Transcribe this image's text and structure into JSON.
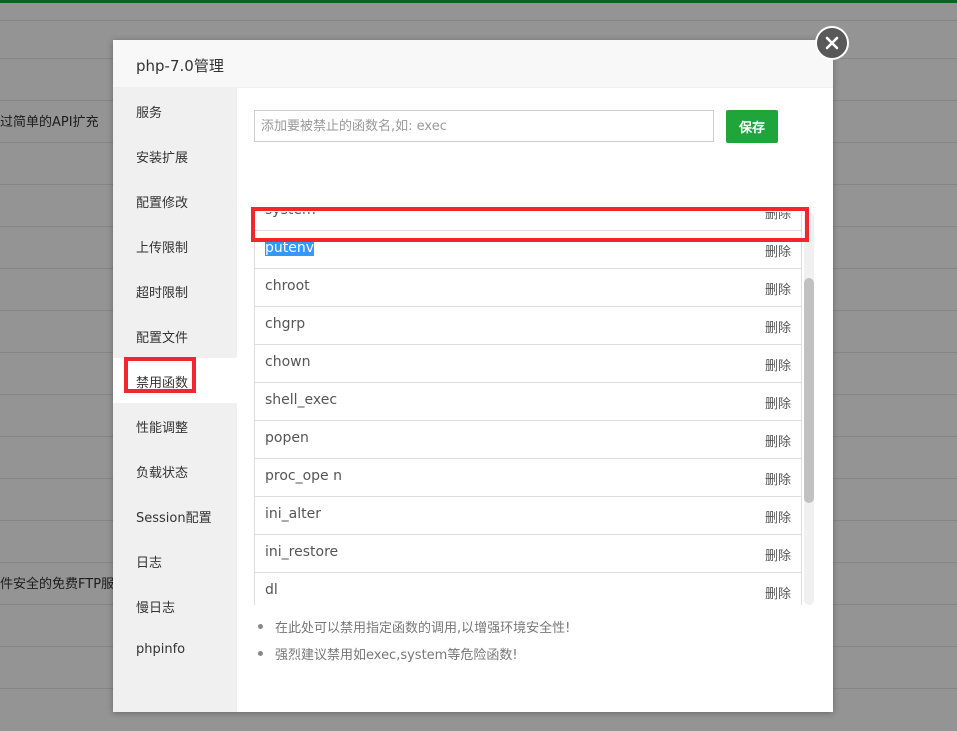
{
  "background": {
    "text_1": "过简单的API扩充",
    "text_2": "件安全的免费FTP服"
  },
  "modal": {
    "title": "php-7.0管理",
    "close_icon": "close-icon"
  },
  "sidebar": {
    "items": [
      {
        "label": "服务"
      },
      {
        "label": "安装扩展"
      },
      {
        "label": "配置修改"
      },
      {
        "label": "上传限制"
      },
      {
        "label": "超时限制"
      },
      {
        "label": "配置文件"
      },
      {
        "label": "禁用函数",
        "active": true
      },
      {
        "label": "性能调整"
      },
      {
        "label": "负载状态"
      },
      {
        "label": "Session配置"
      },
      {
        "label": "日志"
      },
      {
        "label": "慢日志"
      },
      {
        "label": "phpinfo"
      }
    ]
  },
  "form": {
    "placeholder": "添加要被禁止的函数名,如: exec",
    "value": "",
    "save_label": "保存"
  },
  "functions": {
    "delete_label": "删除",
    "scroll_offset_rows": 0.5,
    "items": [
      {
        "name": "system"
      },
      {
        "name": "putenv",
        "selected": true
      },
      {
        "name": "chroot"
      },
      {
        "name": "chgrp"
      },
      {
        "name": "chown"
      },
      {
        "name": "shell_exec"
      },
      {
        "name": "popen"
      },
      {
        "name": "proc_ope n"
      },
      {
        "name": "ini_alter"
      },
      {
        "name": "ini_restore"
      },
      {
        "name": "dl"
      }
    ]
  },
  "tips": [
    "在此处可以禁用指定函数的调用,以增强环境安全性!",
    "强烈建议禁用如exec,system等危险函数!"
  ],
  "colors": {
    "accent": "#20a53a",
    "highlight_border": "#f2262f",
    "selection": "#3399ff"
  }
}
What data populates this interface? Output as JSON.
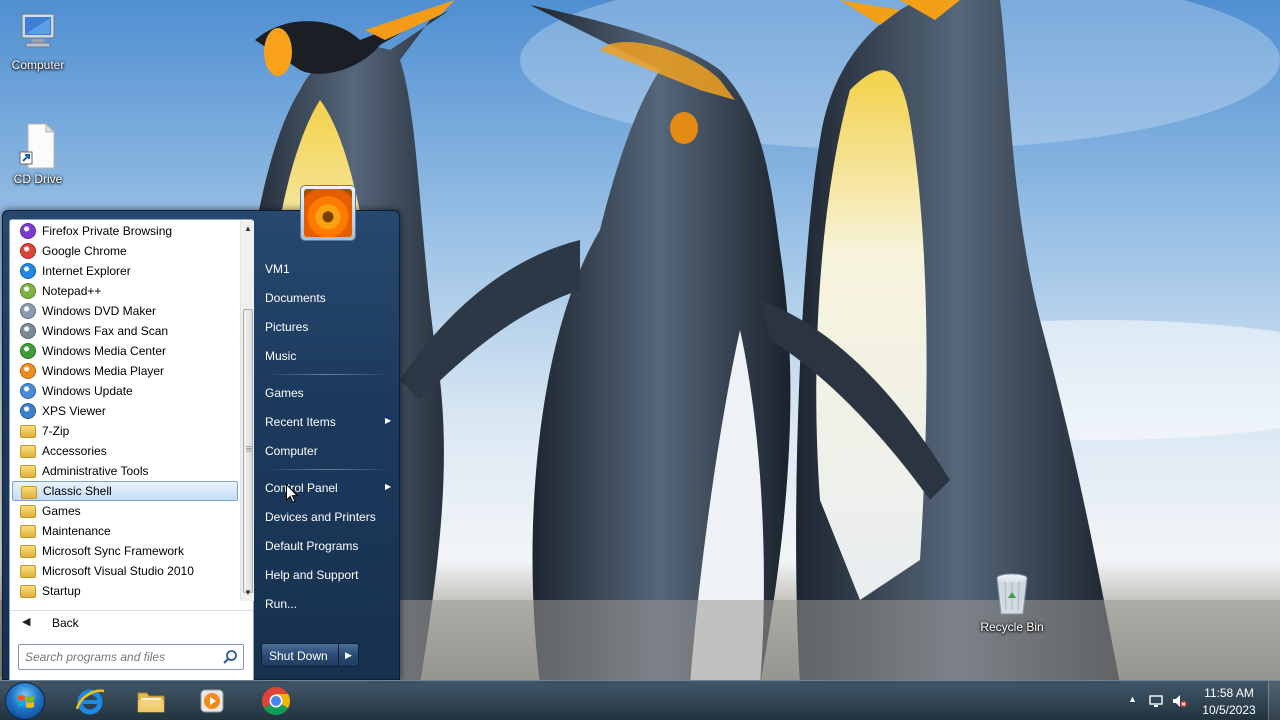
{
  "desktop": {
    "icons": [
      {
        "label": "Computer"
      },
      {
        "label": "CD Drive"
      },
      {
        "label": "Recycle Bin"
      }
    ]
  },
  "start_menu": {
    "programs": [
      {
        "label": "Firefox Private Browsing",
        "icon": "firefox-private-icon",
        "color": "#7d3ad1"
      },
      {
        "label": "Google Chrome",
        "icon": "chrome-icon",
        "color": "#db4437"
      },
      {
        "label": "Internet Explorer",
        "icon": "internet-explorer-icon",
        "color": "#1e88e5"
      },
      {
        "label": "Notepad++",
        "icon": "notepad-plus-plus-icon",
        "color": "#7cb342"
      },
      {
        "label": "Windows DVD Maker",
        "icon": "dvd-maker-icon",
        "color": "#8a9ab0"
      },
      {
        "label": "Windows Fax and Scan",
        "icon": "fax-scan-icon",
        "color": "#7a8a99"
      },
      {
        "label": "Windows Media Center",
        "icon": "media-center-icon",
        "color": "#3f9b3a"
      },
      {
        "label": "Windows Media Player",
        "icon": "media-player-icon",
        "color": "#f08c1b"
      },
      {
        "label": "Windows Update",
        "icon": "windows-update-icon",
        "color": "#4a8bd4"
      },
      {
        "label": "XPS Viewer",
        "icon": "xps-viewer-icon",
        "color": "#3a7fc9"
      },
      {
        "label": "7-Zip",
        "icon": "folder-icon",
        "folder": true
      },
      {
        "label": "Accessories",
        "icon": "folder-icon",
        "folder": true
      },
      {
        "label": "Administrative Tools",
        "icon": "folder-icon",
        "folder": true
      },
      {
        "label": "Classic Shell",
        "icon": "folder-icon",
        "folder": true,
        "selected": true
      },
      {
        "label": "Games",
        "icon": "folder-icon",
        "folder": true
      },
      {
        "label": "Maintenance",
        "icon": "folder-icon",
        "folder": true
      },
      {
        "label": "Microsoft Sync Framework",
        "icon": "folder-icon",
        "folder": true
      },
      {
        "label": "Microsoft Visual Studio 2010",
        "icon": "folder-icon",
        "folder": true
      },
      {
        "label": "Startup",
        "icon": "folder-icon",
        "folder": true
      }
    ],
    "back_label": "Back",
    "search_placeholder": "Search programs and files",
    "places": {
      "user": "VM1",
      "documents": "Documents",
      "pictures": "Pictures",
      "music": "Music",
      "games": "Games",
      "recent_items": "Recent Items",
      "computer": "Computer",
      "control_panel": "Control Panel",
      "devices_printers": "Devices and Printers",
      "default_programs": "Default Programs",
      "help_support": "Help and Support",
      "run": "Run..."
    },
    "shutdown_label": "Shut Down"
  },
  "taskbar": {
    "pinned": [
      {
        "name": "internet-explorer-icon"
      },
      {
        "name": "windows-explorer-icon"
      },
      {
        "name": "media-player-icon"
      },
      {
        "name": "chrome-icon"
      }
    ],
    "clock": {
      "time": "11:58 AM",
      "date": "10/5/2023"
    }
  },
  "colors": {
    "start_menu_bg": "#1c3a5e",
    "selection": "#c2dcf7",
    "taskbar": "#2a3b47"
  }
}
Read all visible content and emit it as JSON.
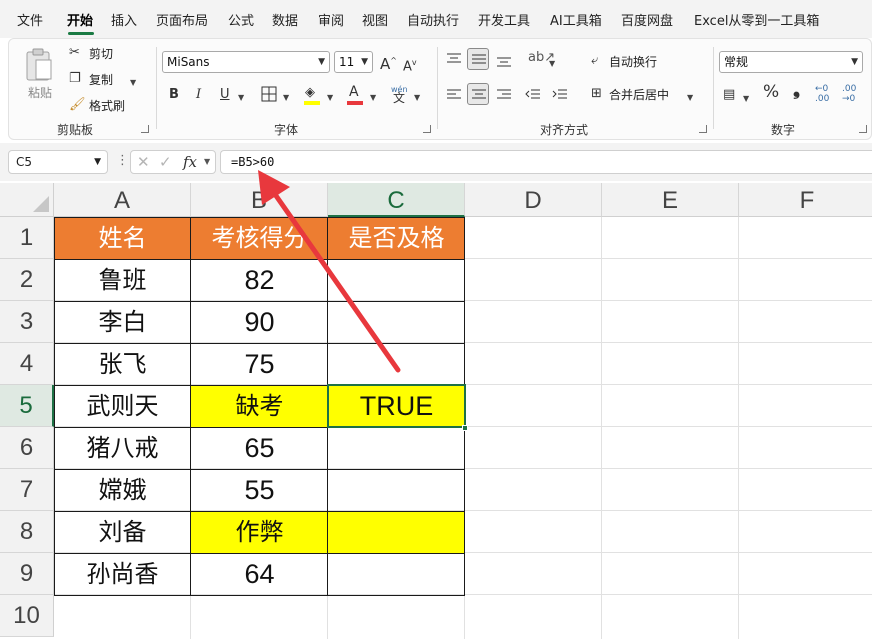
{
  "menu": {
    "items": [
      "文件",
      "开始",
      "插入",
      "页面布局",
      "公式",
      "数据",
      "审阅",
      "视图",
      "自动执行",
      "开发工具",
      "AI工具箱",
      "百度网盘",
      "Excel从零到一工具箱"
    ],
    "active_index": 1
  },
  "ribbon": {
    "clipboard": {
      "paste": "粘贴",
      "cut": "剪切",
      "copy": "复制",
      "format_painter": "格式刷",
      "label": "剪贴板"
    },
    "font": {
      "font_name": "MiSans",
      "font_size": "11",
      "bold": "B",
      "italic": "I",
      "underline": "U",
      "grow": "A",
      "shrink": "A",
      "label": "字体",
      "phonetic_top": "wén",
      "phonetic_bottom": "文"
    },
    "alignment": {
      "wrap_text": "自动换行",
      "merge_center": "合并后居中",
      "label": "对齐方式"
    },
    "number": {
      "format": "常规",
      "percent": "%",
      "comma": "❟",
      "inc_decimal": "←0 .00",
      "dec_decimal": ".00 →0",
      "label": "数字"
    }
  },
  "formula_bar": {
    "name_box": "C5",
    "fx": "fx",
    "formula": "=B5>60"
  },
  "sheet": {
    "columns": [
      "A",
      "B",
      "C",
      "D",
      "E",
      "F"
    ],
    "rows": [
      "1",
      "2",
      "3",
      "4",
      "5",
      "6",
      "7",
      "8",
      "9",
      "10"
    ],
    "selected_cell": "C5",
    "header_fill": "#ed7d31",
    "highlight_fill": "#ffff00",
    "selection_color": "#1e7145",
    "table": {
      "header": [
        "姓名",
        "考核得分",
        "是否及格"
      ],
      "rows": [
        [
          "鲁班",
          "82",
          ""
        ],
        [
          "李白",
          "90",
          ""
        ],
        [
          "张飞",
          "75",
          ""
        ],
        [
          "武则天",
          "缺考",
          "TRUE"
        ],
        [
          "猪八戒",
          "65",
          ""
        ],
        [
          "嫦娥",
          "55",
          ""
        ],
        [
          "刘备",
          "作弊",
          ""
        ],
        [
          "孙尚香",
          "64",
          ""
        ]
      ]
    }
  },
  "annotation": {
    "arrow_color": "#e8383d"
  }
}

(WHAT TO DO) All the lines above are to be reproduced exactly, except the pictures.

(RESULT OF THE TASK)
Transcribe this image's text and structure into JSON.
{
  "background": {
    "text_1": "过简单的API扩充",
    "text_2": "件安全的免费FTP服"
  },
  "modal": {
    "title": "php-7.0管理",
    "close_icon": "close-icon"
  },
  "sidebar": {
    "items": [
      {
        "label": "服务"
      },
      {
        "label": "安装扩展"
      },
      {
        "label": "配置修改"
      },
      {
        "label": "上传限制"
      },
      {
        "label": "超时限制"
      },
      {
        "label": "配置文件"
      },
      {
        "label": "禁用函数",
        "active": true
      },
      {
        "label": "性能调整"
      },
      {
        "label": "负载状态"
      },
      {
        "label": "Session配置"
      },
      {
        "label": "日志"
      },
      {
        "label": "慢日志"
      },
      {
        "label": "phpinfo"
      }
    ]
  },
  "form": {
    "placeholder": "添加要被禁止的函数名,如: exec",
    "value": "",
    "save_label": "保存"
  },
  "functions": {
    "delete_label": "删除",
    "scroll_offset_rows": 0.5,
    "items": [
      {
        "name": "system"
      },
      {
        "name": "putenv",
        "selected": true
      },
      {
        "name": "chroot"
      },
      {
        "name": "chgrp"
      },
      {
        "name": "chown"
      },
      {
        "name": "shell_exec"
      },
      {
        "name": "popen"
      },
      {
        "name": "proc_ope n"
      },
      {
        "name": "ini_alter"
      },
      {
        "name": "ini_restore"
      },
      {
        "name": "dl"
      }
    ]
  },
  "tips": [
    "在此处可以禁用指定函数的调用,以增强环境安全性!",
    "强烈建议禁用如exec,system等危险函数!"
  ],
  "colors": {
    "accent": "#20a53a",
    "highlight_border": "#f2262f",
    "selection": "#3399ff"
  }
}
What data populates this interface? Output as JSON.
{
  "desktop": {
    "icons": [
      {
        "label": "Computer"
      },
      {
        "label": "CD Drive"
      },
      {
        "label": "Recycle Bin"
      }
    ]
  },
  "start_menu": {
    "programs": [
      {
        "label": "Firefox Private Browsing",
        "icon": "firefox-private-icon",
        "color": "#7d3ad1"
      },
      {
        "label": "Google Chrome",
        "icon": "chrome-icon",
        "color": "#db4437"
      },
      {
        "label": "Internet Explorer",
        "icon": "internet-explorer-icon",
        "color": "#1e88e5"
      },
      {
        "label": "Notepad++",
        "icon": "notepad-plus-plus-icon",
        "color": "#7cb342"
      },
      {
        "label": "Windows DVD Maker",
        "icon": "dvd-maker-icon",
        "color": "#8a9ab0"
      },
      {
        "label": "Windows Fax and Scan",
        "icon": "fax-scan-icon",
        "color": "#7a8a99"
      },
      {
        "label": "Windows Media Center",
        "icon": "media-center-icon",
        "color": "#3f9b3a"
      },
      {
        "label": "Windows Media Player",
        "icon": "media-player-icon",
        "color": "#f08c1b"
      },
      {
        "label": "Windows Update",
        "icon": "windows-update-icon",
        "color": "#4a8bd4"
      },
      {
        "label": "XPS Viewer",
        "icon": "xps-viewer-icon",
        "color": "#3a7fc9"
      },
      {
        "label": "7-Zip",
        "icon": "folder-icon",
        "folder": true
      },
      {
        "label": "Accessories",
        "icon": "folder-icon",
        "folder": true
      },
      {
        "label": "Administrative Tools",
        "icon": "folder-icon",
        "folder": true
      },
      {
        "label": "Classic Shell",
        "icon": "folder-icon",
        "folder": true,
        "selected": true
      },
      {
        "label": "Games",
        "icon": "folder-icon",
        "folder": true
      },
      {
        "label": "Maintenance",
        "icon": "folder-icon",
        "folder": true
      },
      {
        "label": "Microsoft Sync Framework",
        "icon": "folder-icon",
        "folder": true
      },
      {
        "label": "Microsoft Visual Studio 2010",
        "icon": "folder-icon",
        "folder": true
      },
      {
        "label": "Startup",
        "icon": "folder-icon",
        "folder": true
      }
    ],
    "back_label": "Back",
    "search_placeholder": "Search programs and files",
    "places": {
      "user": "VM1",
      "documents": "Documents",
      "pictures": "Pictures",
      "music": "Music",
      "games": "Games",
      "recent_items": "Recent Items",
      "computer": "Computer",
      "control_panel": "Control Panel",
      "devices_printers": "Devices and Printers",
      "default_programs": "Default Programs",
      "help_support": "Help and Support",
      "run": "Run..."
    },
    "shutdown_label": "Shut Down"
  },
  "taskbar": {
    "pinned": [
      {
        "name": "internet-explorer-icon"
      },
      {
        "name": "windows-explorer-icon"
      },
      {
        "name": "media-player-icon"
      },
      {
        "name": "chrome-icon"
      }
    ],
    "clock": {
      "time": "11:58 AM",
      "date": "10/5/2023"
    }
  },
  "colors": {
    "start_menu_bg": "#1c3a5e",
    "selection": "#c2dcf7",
    "taskbar": "#2a3b47"
  }
}
Read all visible content and emit it as JSON.
{
  "menu": {
    "items": [
      "文件",
      "开始",
      "插入",
      "页面布局",
      "公式",
      "数据",
      "审阅",
      "视图",
      "自动执行",
      "开发工具",
      "AI工具箱",
      "百度网盘",
      "Excel从零到一工具箱"
    ],
    "active_index": 1
  },
  "ribbon": {
    "clipboard": {
      "paste": "粘贴",
      "cut": "剪切",
      "copy": "复制",
      "format_painter": "格式刷",
      "label": "剪贴板"
    },
    "font": {
      "font_name": "MiSans",
      "font_size": "11",
      "bold": "B",
      "italic": "I",
      "underline": "U",
      "grow": "A",
      "shrink": "A",
      "label": "字体",
      "phonetic_top": "wén",
      "phonetic_bottom": "文"
    },
    "alignment": {
      "wrap_text": "自动换行",
      "merge_center": "合并后居中",
      "label": "对齐方式"
    },
    "number": {
      "format": "常规",
      "percent": "%",
      "comma": "❟",
      "inc_decimal": "←0 .00",
      "dec_decimal": ".00 →0",
      "label": "数字"
    }
  },
  "formula_bar": {
    "name_box": "C5",
    "fx": "fx",
    "formula": "=B5>60"
  },
  "sheet": {
    "columns": [
      "A",
      "B",
      "C",
      "D",
      "E",
      "F"
    ],
    "rows": [
      "1",
      "2",
      "3",
      "4",
      "5",
      "6",
      "7",
      "8",
      "9",
      "10"
    ],
    "selected_cell": "C5",
    "header_fill": "#ed7d31",
    "highlight_fill": "#ffff00",
    "selection_color": "#1e7145",
    "table": {
      "header": [
        "姓名",
        "考核得分",
        "是否及格"
      ],
      "rows": [
        [
          "鲁班",
          "82",
          ""
        ],
        [
          "李白",
          "90",
          ""
        ],
        [
          "张飞",
          "75",
          ""
        ],
        [
          "武则天",
          "缺考",
          "TRUE"
        ],
        [
          "猪八戒",
          "65",
          ""
        ],
        [
          "嫦娥",
          "55",
          ""
        ],
        [
          "刘备",
          "作弊",
          ""
        ],
        [
          "孙尚香",
          "64",
          ""
        ]
      ]
    }
  },
  "annotation": {
    "arrow_color": "#e8383d"
  }
}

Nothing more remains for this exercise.